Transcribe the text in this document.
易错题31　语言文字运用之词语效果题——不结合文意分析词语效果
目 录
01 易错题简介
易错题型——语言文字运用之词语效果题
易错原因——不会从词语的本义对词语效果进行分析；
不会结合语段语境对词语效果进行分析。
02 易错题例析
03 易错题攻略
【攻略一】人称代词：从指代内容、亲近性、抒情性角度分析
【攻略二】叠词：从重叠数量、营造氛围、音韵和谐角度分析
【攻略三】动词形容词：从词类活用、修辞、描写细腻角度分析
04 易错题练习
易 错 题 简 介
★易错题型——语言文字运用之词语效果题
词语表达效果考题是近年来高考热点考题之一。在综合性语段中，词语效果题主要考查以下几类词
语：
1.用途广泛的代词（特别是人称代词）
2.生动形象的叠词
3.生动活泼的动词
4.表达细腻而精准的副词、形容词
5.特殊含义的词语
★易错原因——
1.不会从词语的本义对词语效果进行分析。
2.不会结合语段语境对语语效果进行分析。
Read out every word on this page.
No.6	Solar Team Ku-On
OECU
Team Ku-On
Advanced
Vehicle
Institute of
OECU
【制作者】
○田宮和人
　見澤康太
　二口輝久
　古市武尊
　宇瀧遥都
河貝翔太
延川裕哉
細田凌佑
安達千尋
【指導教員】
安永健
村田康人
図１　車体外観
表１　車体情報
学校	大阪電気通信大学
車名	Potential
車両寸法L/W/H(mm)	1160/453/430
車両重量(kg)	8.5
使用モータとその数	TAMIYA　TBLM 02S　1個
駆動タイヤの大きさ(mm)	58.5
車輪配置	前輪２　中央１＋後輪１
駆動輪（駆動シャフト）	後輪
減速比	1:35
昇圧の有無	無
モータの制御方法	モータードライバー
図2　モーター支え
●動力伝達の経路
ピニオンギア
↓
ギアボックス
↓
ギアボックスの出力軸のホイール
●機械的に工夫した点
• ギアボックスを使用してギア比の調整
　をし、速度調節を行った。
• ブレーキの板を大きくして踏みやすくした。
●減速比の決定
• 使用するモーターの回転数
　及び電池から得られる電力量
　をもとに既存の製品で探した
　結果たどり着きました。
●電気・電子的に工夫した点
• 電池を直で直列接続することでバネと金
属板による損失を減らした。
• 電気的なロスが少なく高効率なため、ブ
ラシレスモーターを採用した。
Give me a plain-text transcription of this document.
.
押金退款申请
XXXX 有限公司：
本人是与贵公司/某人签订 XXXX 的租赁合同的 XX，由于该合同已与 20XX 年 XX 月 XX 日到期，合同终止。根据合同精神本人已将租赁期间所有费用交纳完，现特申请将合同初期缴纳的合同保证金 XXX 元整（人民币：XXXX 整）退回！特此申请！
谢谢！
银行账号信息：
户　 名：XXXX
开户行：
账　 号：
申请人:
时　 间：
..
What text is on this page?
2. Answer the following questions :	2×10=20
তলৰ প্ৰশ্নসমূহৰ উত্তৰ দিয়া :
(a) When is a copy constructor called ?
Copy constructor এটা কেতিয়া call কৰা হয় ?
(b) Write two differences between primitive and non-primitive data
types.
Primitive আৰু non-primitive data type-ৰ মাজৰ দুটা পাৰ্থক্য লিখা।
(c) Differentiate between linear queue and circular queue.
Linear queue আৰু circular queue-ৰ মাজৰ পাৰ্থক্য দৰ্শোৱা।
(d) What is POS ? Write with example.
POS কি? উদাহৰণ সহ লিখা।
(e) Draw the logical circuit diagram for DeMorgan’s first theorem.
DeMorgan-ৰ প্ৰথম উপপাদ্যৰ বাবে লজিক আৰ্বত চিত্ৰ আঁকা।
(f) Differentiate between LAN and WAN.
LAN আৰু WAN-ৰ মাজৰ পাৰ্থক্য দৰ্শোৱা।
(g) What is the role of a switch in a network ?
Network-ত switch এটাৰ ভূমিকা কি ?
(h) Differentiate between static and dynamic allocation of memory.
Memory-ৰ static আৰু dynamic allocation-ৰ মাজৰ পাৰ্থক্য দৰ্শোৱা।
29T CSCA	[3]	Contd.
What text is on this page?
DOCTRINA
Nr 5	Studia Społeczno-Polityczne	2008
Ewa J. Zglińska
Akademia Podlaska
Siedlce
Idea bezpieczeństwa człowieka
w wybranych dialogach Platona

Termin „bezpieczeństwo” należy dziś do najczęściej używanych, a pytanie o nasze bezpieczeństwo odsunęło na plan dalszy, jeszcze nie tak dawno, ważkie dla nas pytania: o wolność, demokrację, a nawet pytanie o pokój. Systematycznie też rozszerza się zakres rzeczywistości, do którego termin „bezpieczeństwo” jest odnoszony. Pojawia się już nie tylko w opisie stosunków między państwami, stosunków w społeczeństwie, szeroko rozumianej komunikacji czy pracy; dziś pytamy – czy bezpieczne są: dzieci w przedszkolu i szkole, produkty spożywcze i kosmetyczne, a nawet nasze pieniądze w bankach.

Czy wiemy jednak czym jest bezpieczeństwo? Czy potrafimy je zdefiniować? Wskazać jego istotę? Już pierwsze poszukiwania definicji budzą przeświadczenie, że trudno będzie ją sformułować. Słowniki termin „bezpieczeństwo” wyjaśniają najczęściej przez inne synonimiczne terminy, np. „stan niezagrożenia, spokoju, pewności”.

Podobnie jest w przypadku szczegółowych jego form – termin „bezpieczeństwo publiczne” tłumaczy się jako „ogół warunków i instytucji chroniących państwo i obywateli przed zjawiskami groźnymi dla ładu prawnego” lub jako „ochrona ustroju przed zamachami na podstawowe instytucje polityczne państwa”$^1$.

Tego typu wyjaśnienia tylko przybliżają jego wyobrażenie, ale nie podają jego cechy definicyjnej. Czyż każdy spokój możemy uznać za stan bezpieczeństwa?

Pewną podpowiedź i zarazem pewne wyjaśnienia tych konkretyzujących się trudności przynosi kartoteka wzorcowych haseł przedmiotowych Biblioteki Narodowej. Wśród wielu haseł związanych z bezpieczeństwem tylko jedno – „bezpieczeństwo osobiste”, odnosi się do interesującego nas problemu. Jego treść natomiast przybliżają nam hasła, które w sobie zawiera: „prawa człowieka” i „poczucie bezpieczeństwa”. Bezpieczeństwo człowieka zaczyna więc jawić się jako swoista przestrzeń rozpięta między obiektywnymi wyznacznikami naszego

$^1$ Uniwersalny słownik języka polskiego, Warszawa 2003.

============

- EXERCISE REQUIREMENTS -
Repeat each record exactly. Omit nothing.

- RESULT OF THIS EXERCISE -
Transcribe the text in this document.
易错题31　语言文字运用之词语效果题——不结合文意分析词语效果
目 录
01 易错题简介
易错题型——语言文字运用之词语效果题
易错原因——不会从词语的本义对词语效果进行分析；
不会结合语段语境对词语效果进行分析。
02 易错题例析
03 易错题攻略
【攻略一】人称代词：从指代内容、亲近性、抒情性角度分析
【攻略二】叠词：从重叠数量、营造氛围、音韵和谐角度分析
【攻略三】动词形容词：从词类活用、修辞、描写细腻角度分析
04 易错题练习
易 错 题 简 介
★易错题型——语言文字运用之词语效果题
词语表达效果考题是近年来高考热点考题之一。在综合性语段中，词语效果题主要考查以下几类词
语：
1.用途广泛的代词（特别是人称代词）
2.生动形象的叠词
3.生动活泼的动词
4.表达细腻而精准的副词、形容词
5.特殊含义的词语
★易错原因——
1.不会从词语的本义对词语效果进行分析。
2.不会结合语段语境对语语效果进行分析。
Read out every word on this page.
No.6	Solar Team Ku-On
OECU
Team Ku-On
Advanced
Vehicle
Institute of
OECU
【制作者】
○田宮和人
　見澤康太
　二口輝久
　古市武尊
　宇瀧遥都
河貝翔太
延川裕哉
細田凌佑
安達千尋
【指導教員】
安永健
村田康人
図１　車体外観
表１　車体情報
学校	大阪電気通信大学
車名	Potential
車両寸法L/W/H(mm)	1160/453/430
車両重量(kg)	8.5
使用モータとその数	TAMIYA　TBLM 02S　1個
駆動タイヤの大きさ(mm)	58.5
車輪配置	前輪２　中央１＋後輪１
駆動輪（駆動シャフト）	後輪
減速比	1:35
昇圧の有無	無
モータの制御方法	モータードライバー
図2　モーター支え
●動力伝達の経路
ピニオンギア
↓
ギアボックス
↓
ギアボックスの出力軸のホイール
●機械的に工夫した点
• ギアボックスを使用してギア比の調整
　をし、速度調節を行った。
• ブレーキの板を大きくして踏みやすくした。
●減速比の決定
• 使用するモーターの回転数
　及び電池から得られる電力量
　をもとに既存の製品で探した
　結果たどり着きました。
●電気・電子的に工夫した点
• 電池を直で直列接続することでバネと金
属板による損失を減らした。
• 電気的なロスが少なく高効率なため、ブ
ラシレスモーターを採用した。
Give me a plain-text transcription of this document.
.
押金退款申请
XXXX 有限公司：
本人是与贵公司/某人签订 XXXX 的租赁合同的 XX，由于该合同已与 20XX 年 XX 月 XX 日到期，合同终止。根据合同精神本人已将租赁期间所有费用交纳完，现特申请将合同初期缴纳的合同保证金 XXX 元整（人民币：XXXX 整）退回！特此申请！
谢谢！
银行账号信息：
户　 名：XXXX
开户行：
账　 号：
申请人:
时　 间：
..
What text is on this page?
2. Answer the following questions :	2×10=20
তলৰ প্ৰশ্নসমূহৰ উত্তৰ দিয়া :
(a) When is a copy constructor called ?
Copy constructor এটা কেতিয়া call কৰা হয় ?
(b) Write two differences between primitive and non-primitive data
types.
Primitive আৰু non-primitive data type-ৰ মাজৰ দুটা পাৰ্থক্য লিখা।
(c) Differentiate between linear queue and circular queue.
Linear queue আৰু circular queue-ৰ মাজৰ পাৰ্থক্য দৰ্শোৱা।
(d) What is POS ? Write with example.
POS কি? উদাহৰণ সহ লিখা।
(e) Draw the logical circuit diagram for DeMorgan’s first theorem.
DeMorgan-ৰ প্ৰথম উপপাদ্যৰ বাবে লজিক আৰ্বত চিত্ৰ আঁকা।
(f) Differentiate between LAN and WAN.
LAN আৰু WAN-ৰ মাজৰ পাৰ্থক্য দৰ্শোৱা।
(g) What is the role of a switch in a network ?
Network-ত switch এটাৰ ভূমিকা কি ?
(h) Differentiate between static and dynamic allocation of memory.
Memory-ৰ static আৰু dynamic allocation-ৰ মাজৰ পাৰ্থক্য দৰ্শোৱা।
29T CSCA	[3]	Contd.
What text is on this page?
DOCTRINA
Nr 5	Studia Społeczno-Polityczne	2008
Ewa J. Zglińska
Akademia Podlaska
Siedlce
Idea bezpieczeństwa człowieka
w wybranych dialogach Platona

Termin „bezpieczeństwo” należy dziś do najczęściej używanych, a pytanie o nasze bezpieczeństwo odsunęło na plan dalszy, jeszcze nie tak dawno, ważkie dla nas pytania: o wolność, demokrację, a nawet pytanie o pokój. Systematycznie też rozszerza się zakres rzeczywistości, do którego termin „bezpieczeństwo” jest odnoszony. Pojawia się już nie tylko w opisie stosunków między państwami, stosunków w społeczeństwie, szeroko rozumianej komunikacji czy pracy; dziś pytamy – czy bezpieczne są: dzieci w przedszkolu i szkole, produkty spożywcze i kosmetyczne, a nawet nasze pieniądze w bankach.

Czy wiemy jednak czym jest bezpieczeństwo? Czy potrafimy je zdefiniować? Wskazać jego istotę? Już pierwsze poszukiwania definicji budzą przeświadczenie, że trudno będzie ją sformułować. Słowniki termin „bezpieczeństwo” wyjaśniają najczęściej przez inne synonimiczne terminy, np. „stan niezagrożenia, spokoju, pewności”.

Podobnie jest w przypadku szczegółowych jego form – termin „bezpieczeństwo publiczne” tłumaczy się jako „ogół warunków i instytucji chroniących państwo i obywateli przed zjawiskami groźnymi dla ładu prawnego” lub jako „ochrona ustroju przed zamachami na podstawowe instytucje polityczne państwa”$^1$.

Tego typu wyjaśnienia tylko przybliżają jego wyobrażenie, ale nie podają jego cechy definicyjnej. Czyż każdy spokój możemy uznać za stan bezpieczeństwa?

Pewną podpowiedź i zarazem pewne wyjaśnienia tych konkretyzujących się trudności przynosi kartoteka wzorcowych haseł przedmiotowych Biblioteki Narodowej. Wśród wielu haseł związanych z bezpieczeństwem tylko jedno – „bezpieczeństwo osobiste”, odnosi się do interesującego nas problemu. Jego treść natomiast przybliżają nam hasła, które w sobie zawiera: „prawa człowieka” i „poczucie bezpieczeństwa”. Bezpieczeństwo człowieka zaczyna więc jawić się jako swoista przestrzeń rozpięta między obiektywnymi wyznacznikami naszego

$^1$ Uniwersalny słownik języka polskiego, Warszawa 2003.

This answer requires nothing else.